>> Begin Data provided
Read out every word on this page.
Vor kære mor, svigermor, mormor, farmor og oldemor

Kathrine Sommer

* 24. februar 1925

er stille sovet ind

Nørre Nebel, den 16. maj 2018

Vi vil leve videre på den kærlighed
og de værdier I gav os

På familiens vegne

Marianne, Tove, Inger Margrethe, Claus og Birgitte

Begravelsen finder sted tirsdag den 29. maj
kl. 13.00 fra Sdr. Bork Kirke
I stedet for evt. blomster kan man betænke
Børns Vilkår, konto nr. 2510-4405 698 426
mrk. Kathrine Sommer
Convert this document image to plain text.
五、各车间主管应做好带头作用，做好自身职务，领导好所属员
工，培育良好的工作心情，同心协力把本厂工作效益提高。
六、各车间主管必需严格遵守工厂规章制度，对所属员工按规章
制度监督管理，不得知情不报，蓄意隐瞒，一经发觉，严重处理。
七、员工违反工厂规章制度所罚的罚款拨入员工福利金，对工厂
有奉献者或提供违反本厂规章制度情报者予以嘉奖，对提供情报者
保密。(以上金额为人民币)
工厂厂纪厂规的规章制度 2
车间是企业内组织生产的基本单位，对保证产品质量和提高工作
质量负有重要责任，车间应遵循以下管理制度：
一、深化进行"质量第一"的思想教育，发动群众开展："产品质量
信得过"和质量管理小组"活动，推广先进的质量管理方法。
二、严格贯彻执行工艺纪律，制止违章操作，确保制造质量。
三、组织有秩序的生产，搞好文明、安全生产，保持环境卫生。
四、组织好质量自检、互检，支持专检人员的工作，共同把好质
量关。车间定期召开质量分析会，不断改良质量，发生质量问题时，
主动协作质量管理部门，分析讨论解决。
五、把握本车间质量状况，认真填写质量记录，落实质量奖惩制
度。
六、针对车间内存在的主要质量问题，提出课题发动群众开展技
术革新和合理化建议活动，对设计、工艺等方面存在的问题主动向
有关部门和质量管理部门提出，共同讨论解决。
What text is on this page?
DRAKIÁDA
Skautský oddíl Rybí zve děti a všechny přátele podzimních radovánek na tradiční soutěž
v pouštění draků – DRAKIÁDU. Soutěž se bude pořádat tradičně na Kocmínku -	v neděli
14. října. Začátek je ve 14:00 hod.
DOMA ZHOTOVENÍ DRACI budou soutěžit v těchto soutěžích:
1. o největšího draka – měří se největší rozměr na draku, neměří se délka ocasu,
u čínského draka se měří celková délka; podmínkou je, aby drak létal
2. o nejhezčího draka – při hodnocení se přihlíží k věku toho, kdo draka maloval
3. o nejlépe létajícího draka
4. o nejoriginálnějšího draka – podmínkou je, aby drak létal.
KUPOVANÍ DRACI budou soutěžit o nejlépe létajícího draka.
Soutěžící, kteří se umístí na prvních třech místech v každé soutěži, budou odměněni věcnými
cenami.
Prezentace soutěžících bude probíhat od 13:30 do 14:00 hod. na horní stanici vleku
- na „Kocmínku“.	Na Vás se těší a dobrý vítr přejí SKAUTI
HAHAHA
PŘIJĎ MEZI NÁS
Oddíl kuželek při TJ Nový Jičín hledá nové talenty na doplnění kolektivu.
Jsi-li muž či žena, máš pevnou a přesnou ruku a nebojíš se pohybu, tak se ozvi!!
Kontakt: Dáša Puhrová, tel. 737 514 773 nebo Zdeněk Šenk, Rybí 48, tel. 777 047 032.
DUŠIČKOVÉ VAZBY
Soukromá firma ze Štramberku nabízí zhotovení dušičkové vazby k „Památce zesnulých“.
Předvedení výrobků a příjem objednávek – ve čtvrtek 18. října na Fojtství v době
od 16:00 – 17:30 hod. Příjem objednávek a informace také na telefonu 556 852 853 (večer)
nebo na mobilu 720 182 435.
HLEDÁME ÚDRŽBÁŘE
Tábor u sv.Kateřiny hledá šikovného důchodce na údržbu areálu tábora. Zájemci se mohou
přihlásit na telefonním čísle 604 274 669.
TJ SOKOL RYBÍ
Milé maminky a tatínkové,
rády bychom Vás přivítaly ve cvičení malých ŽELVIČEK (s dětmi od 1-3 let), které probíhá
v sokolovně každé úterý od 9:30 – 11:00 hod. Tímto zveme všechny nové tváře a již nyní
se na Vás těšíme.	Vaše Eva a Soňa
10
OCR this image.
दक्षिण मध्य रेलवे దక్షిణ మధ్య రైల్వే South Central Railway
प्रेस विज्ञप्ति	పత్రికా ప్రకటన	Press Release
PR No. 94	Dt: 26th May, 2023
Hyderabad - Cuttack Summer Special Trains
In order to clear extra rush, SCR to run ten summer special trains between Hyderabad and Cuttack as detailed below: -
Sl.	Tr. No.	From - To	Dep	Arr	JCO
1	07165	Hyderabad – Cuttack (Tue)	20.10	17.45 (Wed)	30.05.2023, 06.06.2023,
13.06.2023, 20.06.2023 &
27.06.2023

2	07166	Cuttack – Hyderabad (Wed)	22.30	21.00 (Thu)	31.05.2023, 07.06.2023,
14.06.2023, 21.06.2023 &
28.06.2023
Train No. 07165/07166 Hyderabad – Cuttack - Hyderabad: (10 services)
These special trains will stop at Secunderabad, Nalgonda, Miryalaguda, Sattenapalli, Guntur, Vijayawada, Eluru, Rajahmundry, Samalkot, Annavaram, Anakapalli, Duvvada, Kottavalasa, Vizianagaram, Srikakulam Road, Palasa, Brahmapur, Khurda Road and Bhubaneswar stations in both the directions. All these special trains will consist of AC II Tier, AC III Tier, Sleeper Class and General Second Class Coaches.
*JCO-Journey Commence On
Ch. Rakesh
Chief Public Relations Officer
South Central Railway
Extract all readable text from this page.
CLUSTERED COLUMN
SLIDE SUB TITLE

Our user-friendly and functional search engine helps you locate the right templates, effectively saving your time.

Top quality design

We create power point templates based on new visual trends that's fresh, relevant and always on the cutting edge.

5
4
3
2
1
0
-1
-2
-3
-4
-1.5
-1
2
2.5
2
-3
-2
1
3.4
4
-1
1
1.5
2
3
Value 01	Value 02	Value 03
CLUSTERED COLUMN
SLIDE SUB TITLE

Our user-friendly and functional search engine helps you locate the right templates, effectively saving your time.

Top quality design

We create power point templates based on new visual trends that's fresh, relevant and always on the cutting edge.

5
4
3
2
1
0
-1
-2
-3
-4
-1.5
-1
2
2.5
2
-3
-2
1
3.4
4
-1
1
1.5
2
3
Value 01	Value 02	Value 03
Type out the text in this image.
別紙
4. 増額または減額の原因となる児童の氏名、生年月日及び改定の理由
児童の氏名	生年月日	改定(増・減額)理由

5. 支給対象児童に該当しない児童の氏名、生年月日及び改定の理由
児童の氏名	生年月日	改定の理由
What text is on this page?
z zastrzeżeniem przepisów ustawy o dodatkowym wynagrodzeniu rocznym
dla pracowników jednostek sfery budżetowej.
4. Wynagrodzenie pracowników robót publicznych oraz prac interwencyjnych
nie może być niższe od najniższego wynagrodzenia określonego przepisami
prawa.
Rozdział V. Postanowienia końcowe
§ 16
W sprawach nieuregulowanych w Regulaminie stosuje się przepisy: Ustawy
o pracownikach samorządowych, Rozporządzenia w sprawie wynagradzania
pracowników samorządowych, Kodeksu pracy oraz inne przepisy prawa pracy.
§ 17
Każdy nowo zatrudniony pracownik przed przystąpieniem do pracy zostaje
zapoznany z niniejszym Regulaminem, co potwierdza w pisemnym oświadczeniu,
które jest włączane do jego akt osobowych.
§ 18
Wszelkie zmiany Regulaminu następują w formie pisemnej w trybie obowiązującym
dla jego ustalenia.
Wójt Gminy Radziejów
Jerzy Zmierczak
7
>> End Data provided
* [Task to complete]: Using the listing above, show each line holding the string "生年月日及び改定の理由".

* [Answer below]:
4. 増額または減額の原因となる児童の氏名、生年月日及び改定の理由
5. 支給対象児童に該当しない児童の氏名、生年月日及び改定の理由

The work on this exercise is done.